### Given text
***

# I Hate Goodbyes



## Sparkles422 (Jun 3, 2011)

and I am having a few heavy ones right now. My divorce is in 4 days, the town I live in, for 11 years can't find a job in and will have to move I need to eat, and I am selling the marital home.

I have always hated goodbyes, they really make me feel very sad, like it's over. This time it really is.

I am feeling overwhelmed at times and now that the date is so close, the feelings I thought i worked through are coming back in the form of a great well of sadness. I have been crying and I normally don't.

This is the hardest emotional piece of life I have ever lived and I want the pain to stop. It has gotten better, not that gut wrenching business but just feeling like I have a personal dark little cloud hanging over my head the last couple of days. I am missing my mate again or the dream mate.

Any suggestions?


----------



## Homemaker_Numero_Uno (Jan 18, 2011)

No. But if you want company and my own personal insight into feeling the same way, you can look at my "Wish I could hit the fast forward button" post, and discussion of the need to be vulnerable.


----------



## cherokee96red (Apr 23, 2011)

Sparkles422 said:


> and I am having a few heavy ones right now. My divorce is in 4 days, the town I live in, for 11 years can't find a job in and will have to move I need to eat, and I am selling the marital home.
> 
> I have always hated goodbyes, they really make me feel very sad, like it's over. This time it really is.
> 
> ...


I wish I had some words of wisdom for you, really I do. I wish I had those words for myself as well. But all I can say is that I sincerely hope things improve and continue in that direction for all of us here. I already said "goodbye" to the house and most of what I had, thankfully the house was just a rental. However, I have no idea when I'll have a date for the divorce, neither of us can afford to get it started right now. Been job hunting as well, if I don't have any luck where I am then I have to think of relocating back to Orlando (Mom and brother are there).

Thoughts of only the best for you Sparkles!


----------



## dojo (Jul 4, 2011)

The only good thing I can say is that you'll pass through this and feel better, once you healed. Think about this as a NEW START in life. Not many people can "reset" their start and have new perspectives. While you didn't really ask for this to happen, just think that you're leaving all the bad and hurt behind and that you are now free to start a new better life.


----------



## Jellybeans (Mar 8, 2011)

Sparkle, start sending out your resume.

Try to keep upbeat and positive. This was just one chapter of your life. Life does go on and you will prevail. 

My father told me something before my divorce...cause I kept telling him I was dreading The Day because my marriage would be over. He told me, "Jelly--it's already over. Now it's just a formality (signing the decree)."

He was so right. It had been over long before!


----------



## Sparkles422 (Jun 3, 2011)

Thank you all for your encouragement. Really not a good day today or yesterday or the day before.

Home: how do I find your discussion?

Thanks.


----------



## d1221 (Mar 13, 2011)

I have been reading the post here and I think in about 2weeks my divorce will be final. I keep wondering how I will feel if I am going to break down and cry.

Jellybeans:I have thought like your Dad told you.."its already over" its just legal now.

***

### Data shown
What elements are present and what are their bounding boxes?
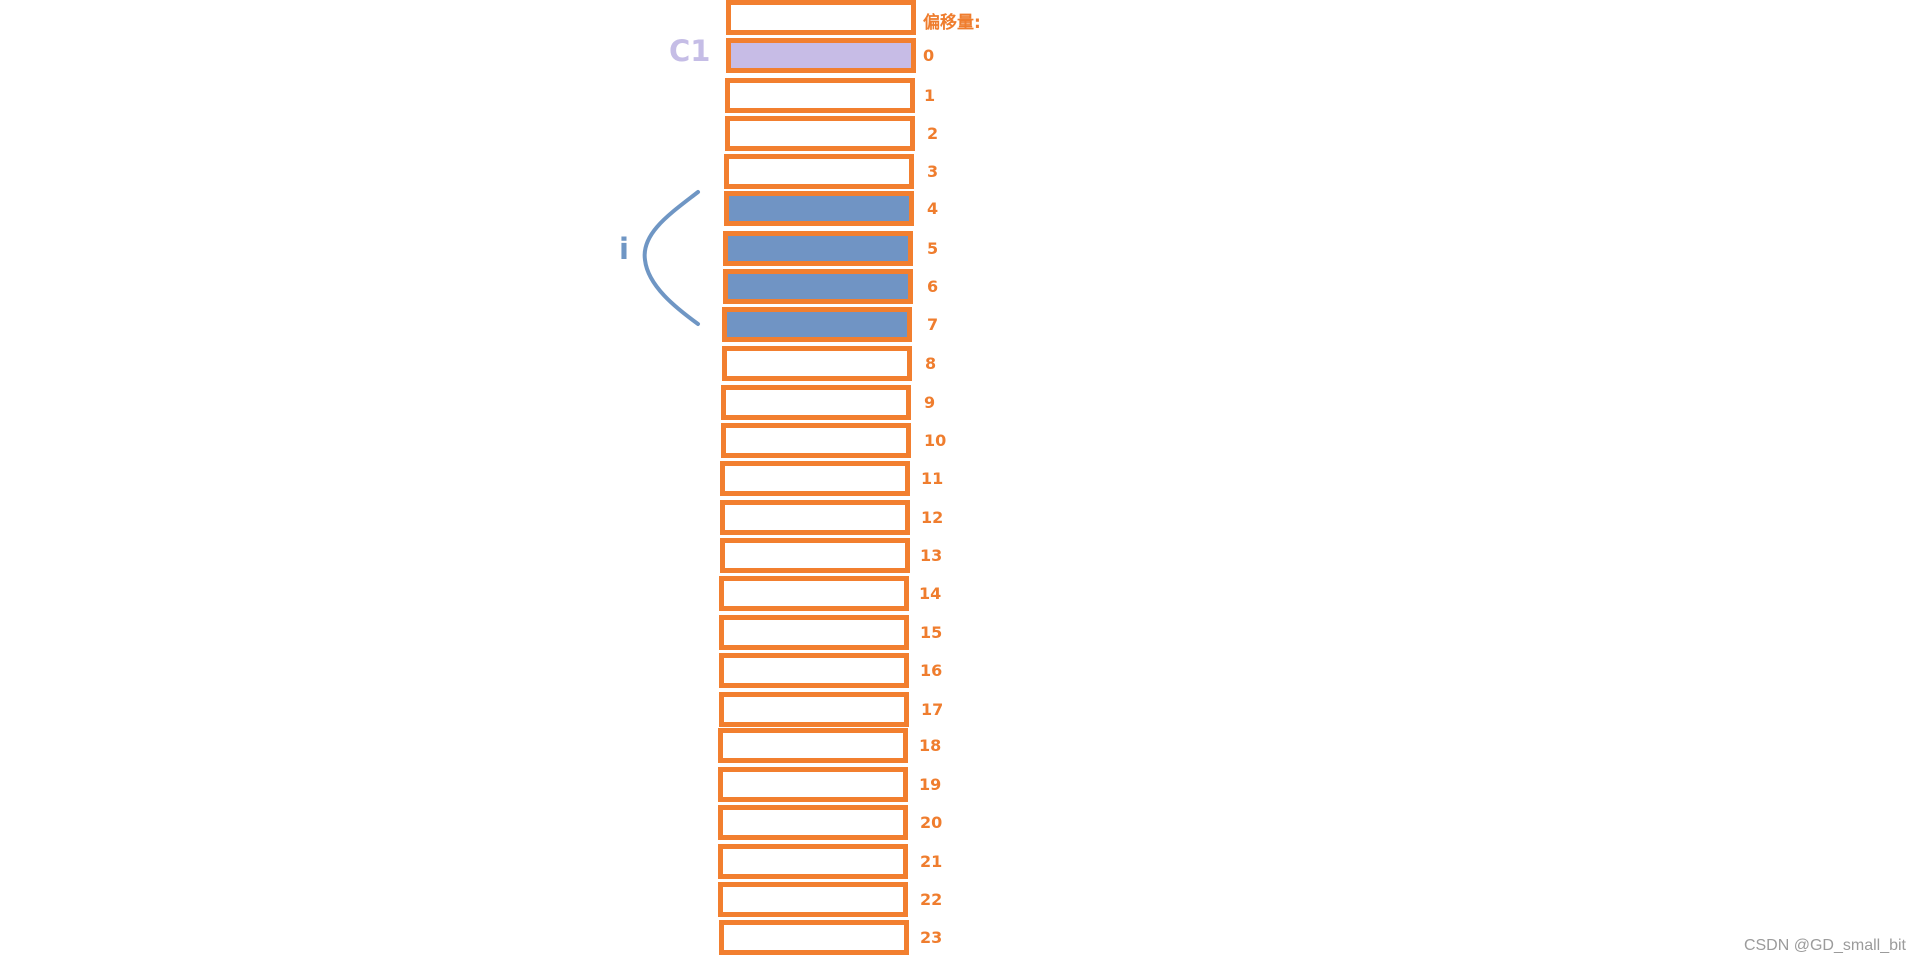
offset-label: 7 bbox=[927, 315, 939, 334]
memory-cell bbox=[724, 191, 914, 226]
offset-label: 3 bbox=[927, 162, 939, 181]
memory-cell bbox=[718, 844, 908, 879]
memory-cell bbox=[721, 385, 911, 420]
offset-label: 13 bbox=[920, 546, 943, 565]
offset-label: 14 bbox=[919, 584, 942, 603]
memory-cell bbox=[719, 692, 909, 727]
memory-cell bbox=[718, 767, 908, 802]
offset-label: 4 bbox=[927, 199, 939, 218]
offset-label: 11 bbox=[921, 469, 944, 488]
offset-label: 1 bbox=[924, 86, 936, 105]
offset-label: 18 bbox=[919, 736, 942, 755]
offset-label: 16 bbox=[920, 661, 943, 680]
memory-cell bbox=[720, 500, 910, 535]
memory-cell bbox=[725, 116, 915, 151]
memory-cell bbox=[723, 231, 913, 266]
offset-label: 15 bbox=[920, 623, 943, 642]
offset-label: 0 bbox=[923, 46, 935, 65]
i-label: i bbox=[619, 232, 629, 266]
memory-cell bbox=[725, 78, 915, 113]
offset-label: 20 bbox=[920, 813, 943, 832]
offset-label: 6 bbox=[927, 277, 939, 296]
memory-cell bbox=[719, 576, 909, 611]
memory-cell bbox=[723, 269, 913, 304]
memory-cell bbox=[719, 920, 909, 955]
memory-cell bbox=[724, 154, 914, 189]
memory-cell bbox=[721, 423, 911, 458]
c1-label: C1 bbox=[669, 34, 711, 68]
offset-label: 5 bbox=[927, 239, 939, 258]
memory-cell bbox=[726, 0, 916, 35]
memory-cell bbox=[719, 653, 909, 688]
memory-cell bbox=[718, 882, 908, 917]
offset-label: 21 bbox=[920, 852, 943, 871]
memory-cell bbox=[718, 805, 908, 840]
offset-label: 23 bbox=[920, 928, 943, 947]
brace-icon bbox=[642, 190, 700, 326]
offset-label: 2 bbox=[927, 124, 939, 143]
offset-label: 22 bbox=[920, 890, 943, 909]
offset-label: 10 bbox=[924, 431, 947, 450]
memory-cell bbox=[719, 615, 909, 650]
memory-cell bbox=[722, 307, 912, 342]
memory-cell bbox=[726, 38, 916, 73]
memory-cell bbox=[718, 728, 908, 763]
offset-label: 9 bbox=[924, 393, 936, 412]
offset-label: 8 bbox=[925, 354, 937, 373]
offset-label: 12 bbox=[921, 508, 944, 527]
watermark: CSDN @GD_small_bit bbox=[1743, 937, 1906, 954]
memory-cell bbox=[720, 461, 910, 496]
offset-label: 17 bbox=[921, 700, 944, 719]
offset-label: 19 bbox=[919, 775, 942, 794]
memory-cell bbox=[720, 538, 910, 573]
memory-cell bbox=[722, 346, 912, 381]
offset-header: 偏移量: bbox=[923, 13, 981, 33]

***

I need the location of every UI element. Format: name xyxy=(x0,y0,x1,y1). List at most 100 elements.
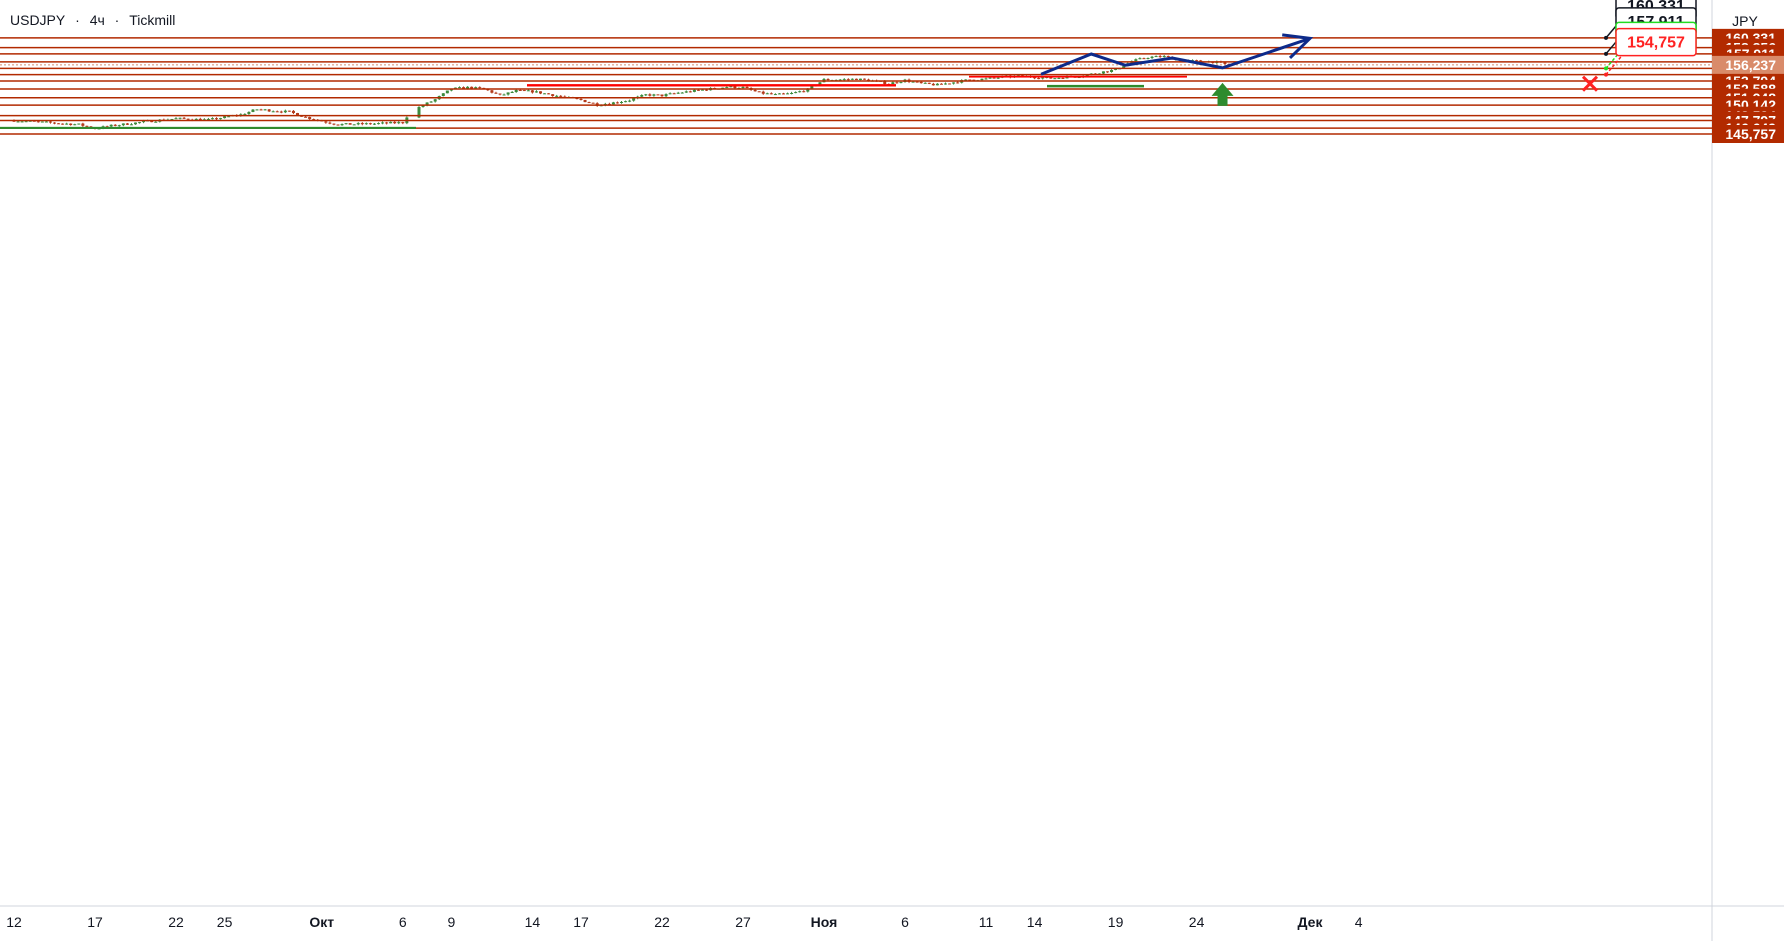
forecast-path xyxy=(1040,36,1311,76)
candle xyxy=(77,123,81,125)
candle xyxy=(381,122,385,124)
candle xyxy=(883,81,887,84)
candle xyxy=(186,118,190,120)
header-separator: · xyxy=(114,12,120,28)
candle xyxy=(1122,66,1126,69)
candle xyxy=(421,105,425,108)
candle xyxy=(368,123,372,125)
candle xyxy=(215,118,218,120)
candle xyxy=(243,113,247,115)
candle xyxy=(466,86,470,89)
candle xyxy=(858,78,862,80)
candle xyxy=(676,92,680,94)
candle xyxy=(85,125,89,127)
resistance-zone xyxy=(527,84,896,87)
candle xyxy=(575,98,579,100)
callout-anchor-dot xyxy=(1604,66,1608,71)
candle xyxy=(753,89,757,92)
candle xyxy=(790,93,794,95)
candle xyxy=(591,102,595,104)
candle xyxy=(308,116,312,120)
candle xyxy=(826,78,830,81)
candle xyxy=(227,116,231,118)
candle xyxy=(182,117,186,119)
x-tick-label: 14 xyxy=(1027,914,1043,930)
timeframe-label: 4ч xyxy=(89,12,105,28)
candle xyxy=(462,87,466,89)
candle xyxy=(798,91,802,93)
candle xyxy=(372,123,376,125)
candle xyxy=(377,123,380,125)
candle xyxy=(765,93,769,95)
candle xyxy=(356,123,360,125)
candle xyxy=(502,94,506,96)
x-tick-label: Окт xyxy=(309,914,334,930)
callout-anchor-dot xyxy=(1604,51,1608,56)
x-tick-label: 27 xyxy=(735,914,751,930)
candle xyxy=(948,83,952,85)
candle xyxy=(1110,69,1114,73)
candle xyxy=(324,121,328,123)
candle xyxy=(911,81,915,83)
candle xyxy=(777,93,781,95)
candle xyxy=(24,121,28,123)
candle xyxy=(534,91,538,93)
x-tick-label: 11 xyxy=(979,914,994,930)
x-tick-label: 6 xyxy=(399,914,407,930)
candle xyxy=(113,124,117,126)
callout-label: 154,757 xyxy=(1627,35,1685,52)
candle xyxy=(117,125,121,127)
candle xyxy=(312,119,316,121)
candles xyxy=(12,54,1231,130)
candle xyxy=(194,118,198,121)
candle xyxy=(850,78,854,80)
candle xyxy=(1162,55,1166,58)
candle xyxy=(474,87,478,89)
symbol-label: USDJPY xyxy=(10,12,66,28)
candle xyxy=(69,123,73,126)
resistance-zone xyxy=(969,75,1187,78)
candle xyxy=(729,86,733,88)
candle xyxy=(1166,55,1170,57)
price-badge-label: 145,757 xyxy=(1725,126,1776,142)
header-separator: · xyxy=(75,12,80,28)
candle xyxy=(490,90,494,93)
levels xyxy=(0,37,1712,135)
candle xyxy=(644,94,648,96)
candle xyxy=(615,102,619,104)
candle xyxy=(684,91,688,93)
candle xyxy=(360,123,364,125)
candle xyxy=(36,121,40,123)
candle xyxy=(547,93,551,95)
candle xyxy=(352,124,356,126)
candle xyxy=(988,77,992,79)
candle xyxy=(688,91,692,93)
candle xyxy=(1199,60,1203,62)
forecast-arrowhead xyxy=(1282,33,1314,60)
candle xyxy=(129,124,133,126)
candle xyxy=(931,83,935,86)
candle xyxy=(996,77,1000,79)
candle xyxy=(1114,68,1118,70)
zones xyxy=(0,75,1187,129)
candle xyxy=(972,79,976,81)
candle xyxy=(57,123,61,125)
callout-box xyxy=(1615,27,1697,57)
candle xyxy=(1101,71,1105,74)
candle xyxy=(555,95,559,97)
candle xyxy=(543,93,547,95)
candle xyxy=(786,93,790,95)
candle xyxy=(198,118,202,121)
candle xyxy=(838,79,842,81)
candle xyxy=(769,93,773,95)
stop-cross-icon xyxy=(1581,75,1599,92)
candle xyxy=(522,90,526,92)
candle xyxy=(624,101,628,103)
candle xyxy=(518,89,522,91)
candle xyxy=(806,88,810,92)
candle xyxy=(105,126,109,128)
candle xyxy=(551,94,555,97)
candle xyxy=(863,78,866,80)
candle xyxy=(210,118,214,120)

***

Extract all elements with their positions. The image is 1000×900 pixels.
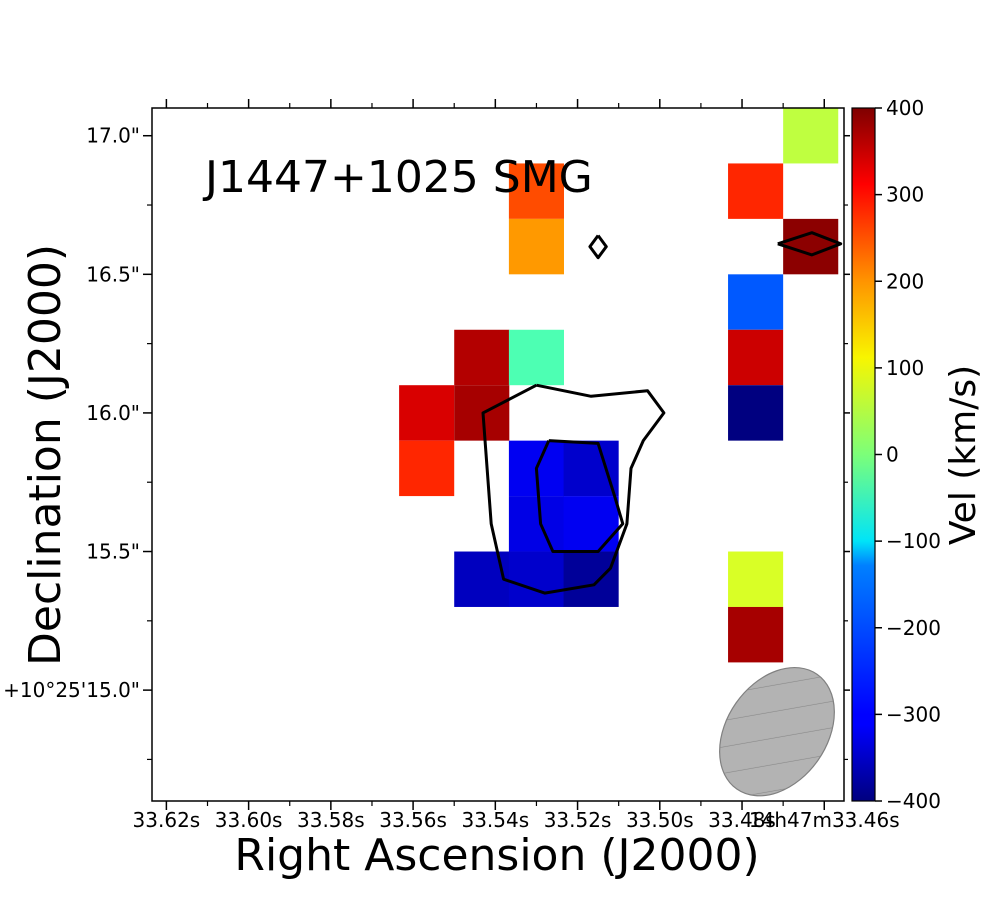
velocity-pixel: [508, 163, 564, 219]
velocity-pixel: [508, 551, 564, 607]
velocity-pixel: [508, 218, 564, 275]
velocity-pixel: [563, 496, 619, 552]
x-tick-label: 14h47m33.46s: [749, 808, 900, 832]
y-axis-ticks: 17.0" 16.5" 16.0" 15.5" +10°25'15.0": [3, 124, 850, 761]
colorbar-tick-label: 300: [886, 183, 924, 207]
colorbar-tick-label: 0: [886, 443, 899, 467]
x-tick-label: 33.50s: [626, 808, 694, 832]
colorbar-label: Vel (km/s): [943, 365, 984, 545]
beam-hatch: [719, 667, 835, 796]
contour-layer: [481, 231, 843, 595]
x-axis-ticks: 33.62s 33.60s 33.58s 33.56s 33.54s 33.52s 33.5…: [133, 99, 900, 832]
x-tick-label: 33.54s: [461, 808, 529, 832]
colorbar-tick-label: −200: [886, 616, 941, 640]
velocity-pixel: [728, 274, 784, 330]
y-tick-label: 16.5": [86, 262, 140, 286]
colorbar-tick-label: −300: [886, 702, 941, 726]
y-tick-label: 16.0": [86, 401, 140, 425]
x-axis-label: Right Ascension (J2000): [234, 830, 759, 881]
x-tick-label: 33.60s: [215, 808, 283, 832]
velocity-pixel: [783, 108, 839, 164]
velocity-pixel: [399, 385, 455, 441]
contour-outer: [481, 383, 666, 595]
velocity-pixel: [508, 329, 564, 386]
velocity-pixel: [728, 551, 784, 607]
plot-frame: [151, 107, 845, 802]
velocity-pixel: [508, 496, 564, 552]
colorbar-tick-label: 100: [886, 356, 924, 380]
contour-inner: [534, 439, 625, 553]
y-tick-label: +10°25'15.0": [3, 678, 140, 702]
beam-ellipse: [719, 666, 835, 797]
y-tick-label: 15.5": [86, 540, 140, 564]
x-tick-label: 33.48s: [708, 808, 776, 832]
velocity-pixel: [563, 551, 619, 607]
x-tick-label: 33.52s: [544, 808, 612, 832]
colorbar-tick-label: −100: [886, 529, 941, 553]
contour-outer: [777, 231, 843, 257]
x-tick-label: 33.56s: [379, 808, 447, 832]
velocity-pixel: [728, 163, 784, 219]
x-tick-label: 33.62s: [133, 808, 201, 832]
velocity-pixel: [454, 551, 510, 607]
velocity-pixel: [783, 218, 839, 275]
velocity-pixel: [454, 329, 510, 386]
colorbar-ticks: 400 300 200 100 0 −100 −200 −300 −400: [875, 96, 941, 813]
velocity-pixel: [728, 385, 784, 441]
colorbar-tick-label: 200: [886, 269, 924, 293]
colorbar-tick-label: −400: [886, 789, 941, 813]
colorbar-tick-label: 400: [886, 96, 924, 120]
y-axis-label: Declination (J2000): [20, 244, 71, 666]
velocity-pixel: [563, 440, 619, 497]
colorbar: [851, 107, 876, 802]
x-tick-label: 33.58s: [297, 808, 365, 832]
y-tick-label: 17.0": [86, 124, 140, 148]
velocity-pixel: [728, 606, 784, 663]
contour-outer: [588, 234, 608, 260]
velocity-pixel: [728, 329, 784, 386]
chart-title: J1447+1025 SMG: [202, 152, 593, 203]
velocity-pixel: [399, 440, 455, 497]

***

### The problem
Rewrite the paragraph from the thread on goodbyes that begins "I wish I had some words of wisdom for you" as a short bulleted list, keeping its main facts.

### Written reply
- Has no words of wisdom to offer, either to Sparkles422 or for personal use, but hopes things improve and keep improving for everyone there.
- Has already said goodbye to the house and most belongings; the house was only a rental.
- Has no idea when a divorce date will come, since neither spouse can afford to start the process now.
- Has been job hunting and, without luck locally, may have to relocate back to Orlando, where a mother and brother live.